_Written problem:_ Repeat the entries that follow verbatim, without any of their pictures.

_Raw records:_
════════════════
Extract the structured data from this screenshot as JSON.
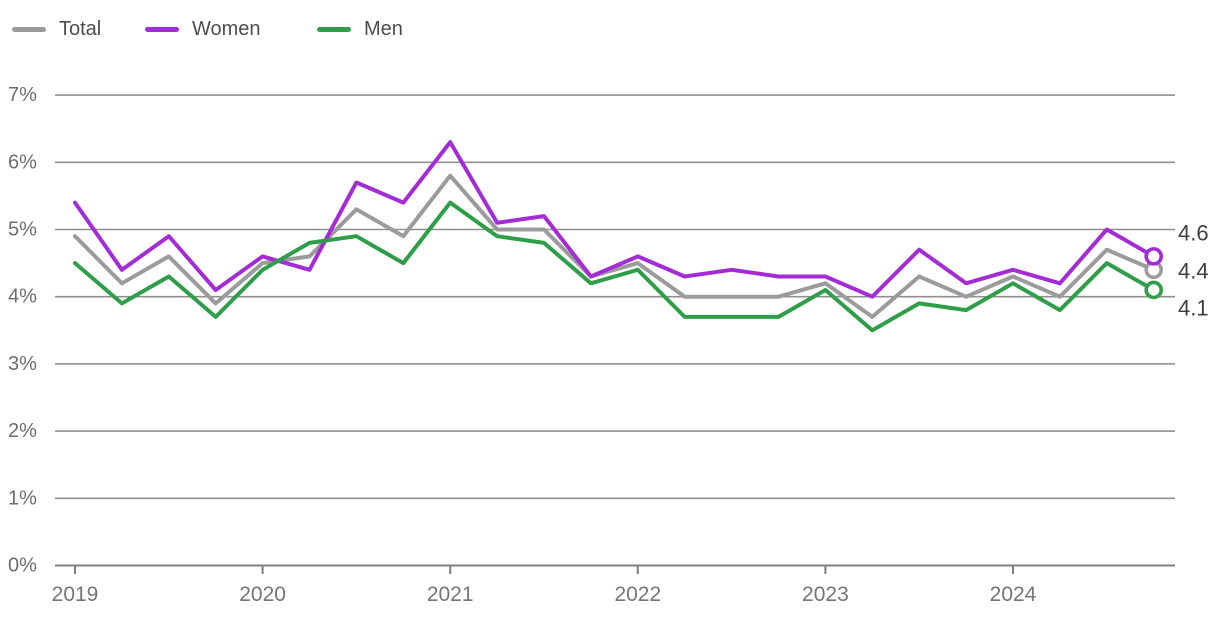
{
  "legend": {
    "items": [
      {
        "label": "Total",
        "color": "#9b9b9b"
      },
      {
        "label": "Women",
        "color": "#a42cd4"
      },
      {
        "label": "Men",
        "color": "#2f9e49"
      }
    ]
  },
  "chart_data": {
    "type": "line",
    "title": "",
    "xlabel": "",
    "ylabel": "",
    "x_unit": "quarterly",
    "x_tick_labels": [
      "2019",
      "2020",
      "2021",
      "2022",
      "2023",
      "2024"
    ],
    "y_tick_labels": [
      "0%",
      "1%",
      "2%",
      "3%",
      "4%",
      "5%",
      "6%",
      "7%"
    ],
    "ylim": [
      0,
      7
    ],
    "grid": true,
    "legend_position": "top-left",
    "series": [
      {
        "name": "Total",
        "color": "#9b9b9b",
        "end_label": "4.4",
        "values": [
          4.9,
          4.2,
          4.6,
          3.9,
          4.5,
          4.6,
          5.3,
          4.9,
          5.8,
          5.0,
          5.0,
          4.3,
          4.5,
          4.0,
          4.0,
          4.0,
          4.2,
          3.7,
          4.3,
          4.0,
          4.3,
          4.0,
          4.7,
          4.4
        ]
      },
      {
        "name": "Women",
        "color": "#a42cd4",
        "end_label": "4.6",
        "values": [
          5.4,
          4.4,
          4.9,
          4.1,
          4.6,
          4.4,
          5.7,
          5.4,
          6.3,
          5.1,
          5.2,
          4.3,
          4.6,
          4.3,
          4.4,
          4.3,
          4.3,
          4.0,
          4.7,
          4.2,
          4.4,
          4.2,
          5.0,
          4.6
        ]
      },
      {
        "name": "Men",
        "color": "#2f9e49",
        "end_label": "4.1",
        "values": [
          4.5,
          3.9,
          4.3,
          3.7,
          4.4,
          4.8,
          4.9,
          4.5,
          5.4,
          4.9,
          4.8,
          4.2,
          4.4,
          3.7,
          3.7,
          3.7,
          4.1,
          3.5,
          3.9,
          3.8,
          4.2,
          3.8,
          4.5,
          4.1
        ]
      }
    ],
    "colors": {
      "gridline": "#8f8f8f",
      "axis": "#7f7f7f",
      "y_tick_text": "#6d6d6d",
      "x_tick_text": "#757575",
      "end_label_text": "#404040"
    }
  }
}
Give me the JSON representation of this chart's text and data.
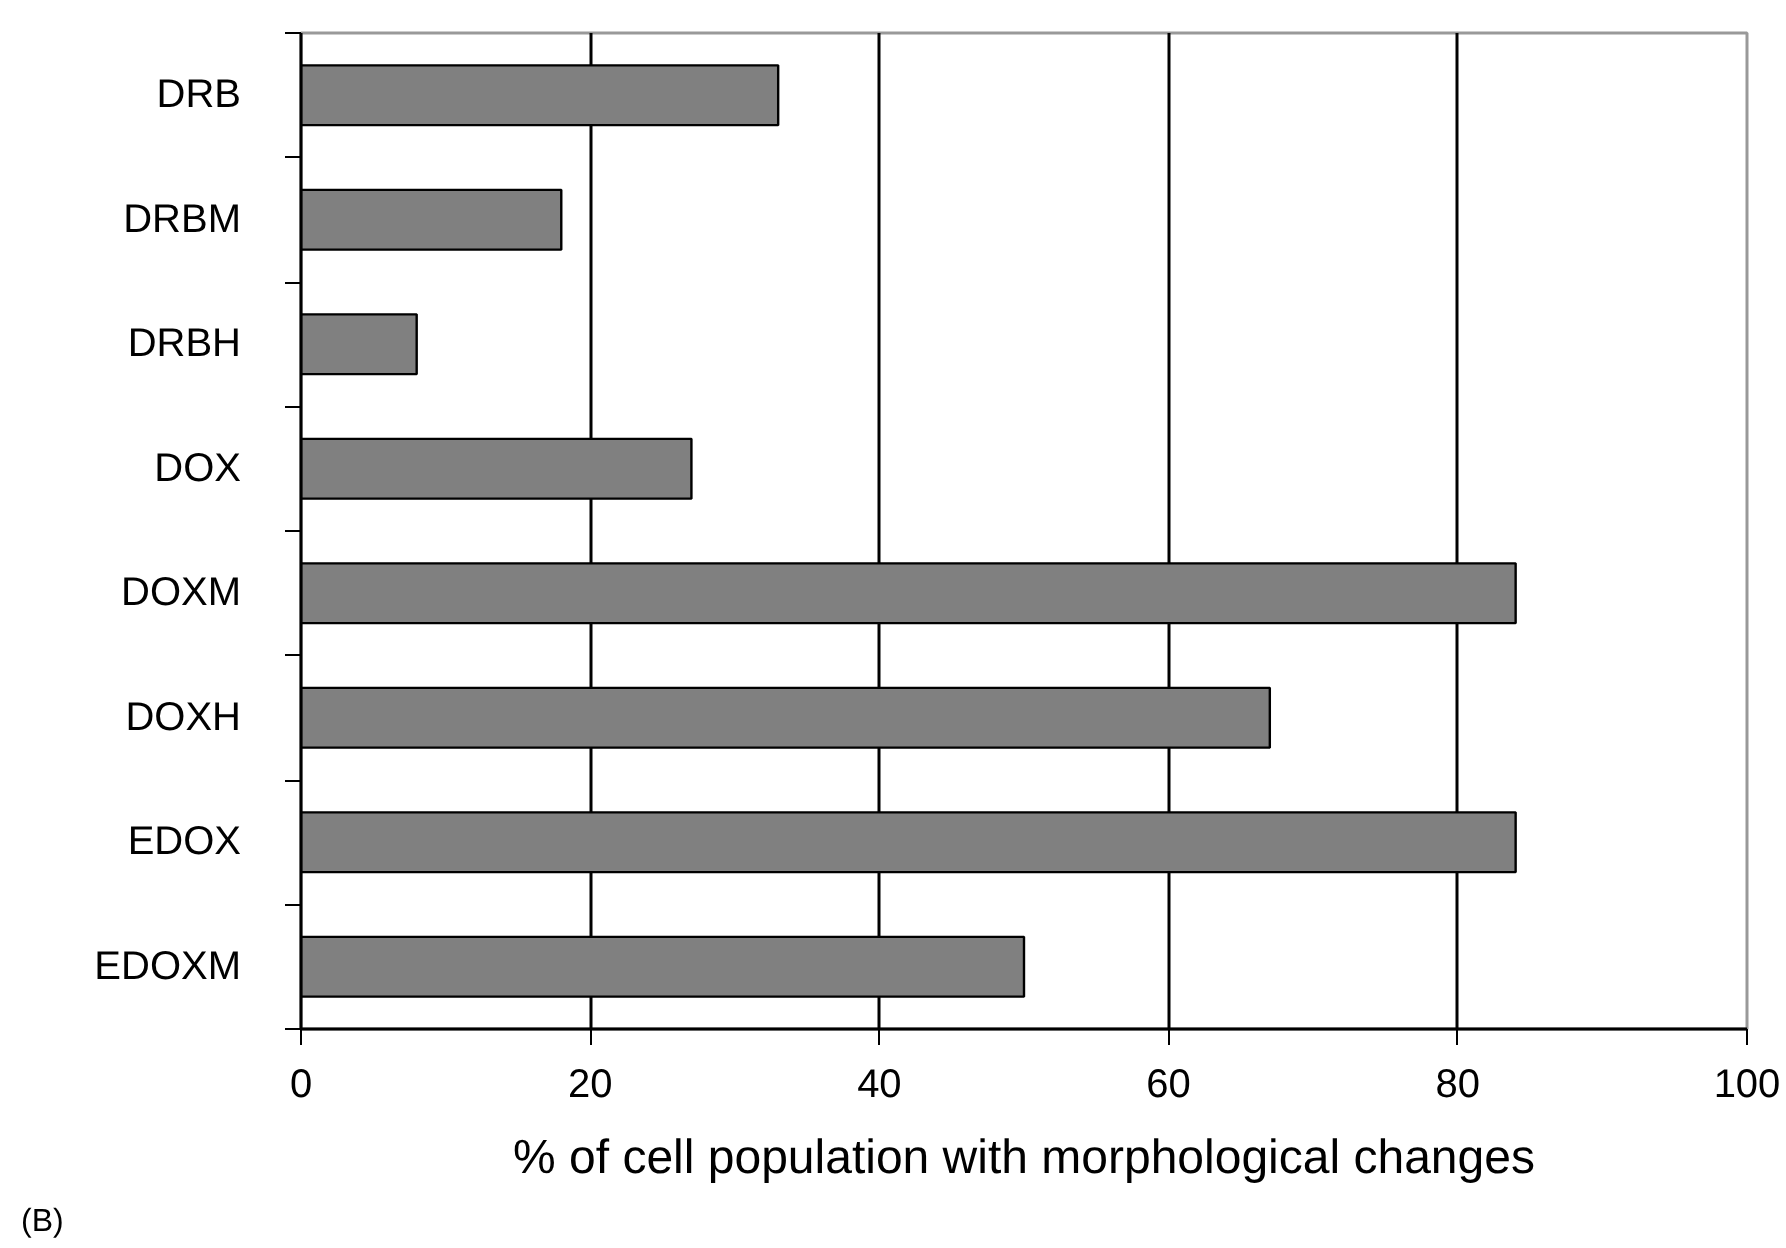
{
  "chart_data": {
    "type": "bar",
    "orientation": "horizontal",
    "xlabel": "% of cell population with morphological changes",
    "categories": [
      "DRB",
      "DRBM",
      "DRBH",
      "DOX",
      "DOXM",
      "DOXH",
      "EDOX",
      "EDOXM"
    ],
    "values": [
      33,
      18,
      8,
      27,
      84,
      67,
      84,
      50
    ],
    "color": "#808080",
    "xlim": [
      0,
      100
    ],
    "xticks": [
      0,
      20,
      40,
      60,
      80,
      100
    ],
    "grid": "x",
    "annotations": [
      "(B)"
    ]
  }
}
════════════════
_Reply to the task:_
Extract the structured data from this screenshot as JSON.
{
  "legend": {
    "items": [
      {
        "label": "Total",
        "color": "#9b9b9b"
      },
      {
        "label": "Women",
        "color": "#a42cd4"
      },
      {
        "label": "Men",
        "color": "#2f9e49"
      }
    ]
  },
  "chart_data": {
    "type": "line",
    "title": "",
    "xlabel": "",
    "ylabel": "",
    "x_unit": "quarterly",
    "x_tick_labels": [
      "2019",
      "2020",
      "2021",
      "2022",
      "2023",
      "2024"
    ],
    "y_tick_labels": [
      "0%",
      "1%",
      "2%",
      "3%",
      "4%",
      "5%",
      "6%",
      "7%"
    ],
    "ylim": [
      0,
      7
    ],
    "grid": true,
    "legend_position": "top-left",
    "series": [
      {
        "name": "Total",
        "color": "#9b9b9b",
        "end_label": "4.4",
        "values": [
          4.9,
          4.2,
          4.6,
          3.9,
          4.5,
          4.6,
          5.3,
          4.9,
          5.8,
          5.0,
          5.0,
          4.3,
          4.5,
          4.0,
          4.0,
          4.0,
          4.2,
          3.7,
          4.3,
          4.0,
          4.3,
          4.0,
          4.7,
          4.4
        ]
      },
      {
        "name": "Women",
        "color": "#a42cd4",
        "end_label": "4.6",
        "values": [
          5.4,
          4.4,
          4.9,
          4.1,
          4.6,
          4.4,
          5.7,
          5.4,
          6.3,
          5.1,
          5.2,
          4.3,
          4.6,
          4.3,
          4.4,
          4.3,
          4.3,
          4.0,
          4.7,
          4.2,
          4.4,
          4.2,
          5.0,
          4.6
        ]
      },
      {
        "name": "Men",
        "color": "#2f9e49",
        "end_label": "4.1",
        "values": [
          4.5,
          3.9,
          4.3,
          3.7,
          4.4,
          4.8,
          4.9,
          4.5,
          5.4,
          4.9,
          4.8,
          4.2,
          4.4,
          3.7,
          3.7,
          3.7,
          4.1,
          3.5,
          3.9,
          3.8,
          4.2,
          3.8,
          4.5,
          4.1
        ]
      }
    ],
    "colors": {
      "gridline": "#8f8f8f",
      "axis": "#7f7f7f",
      "y_tick_text": "#6d6d6d",
      "x_tick_text": "#757575",
      "end_label_text": "#404040"
    }
  }
}
Give me the JSON representation of this chart's text and data.
{
  "chart_data": {
    "type": "bar",
    "orientation": "horizontal",
    "xlabel": "% of cell population with morphological changes",
    "categories": [
      "DRB",
      "DRBM",
      "DRBH",
      "DOX",
      "DOXM",
      "DOXH",
      "EDOX",
      "EDOXM"
    ],
    "values": [
      33,
      18,
      8,
      27,
      84,
      67,
      84,
      50
    ],
    "color": "#808080",
    "xlim": [
      0,
      100
    ],
    "xticks": [
      0,
      20,
      40,
      60,
      80,
      100
    ],
    "grid": "x",
    "annotations": [
      "(B)"
    ]
  }
}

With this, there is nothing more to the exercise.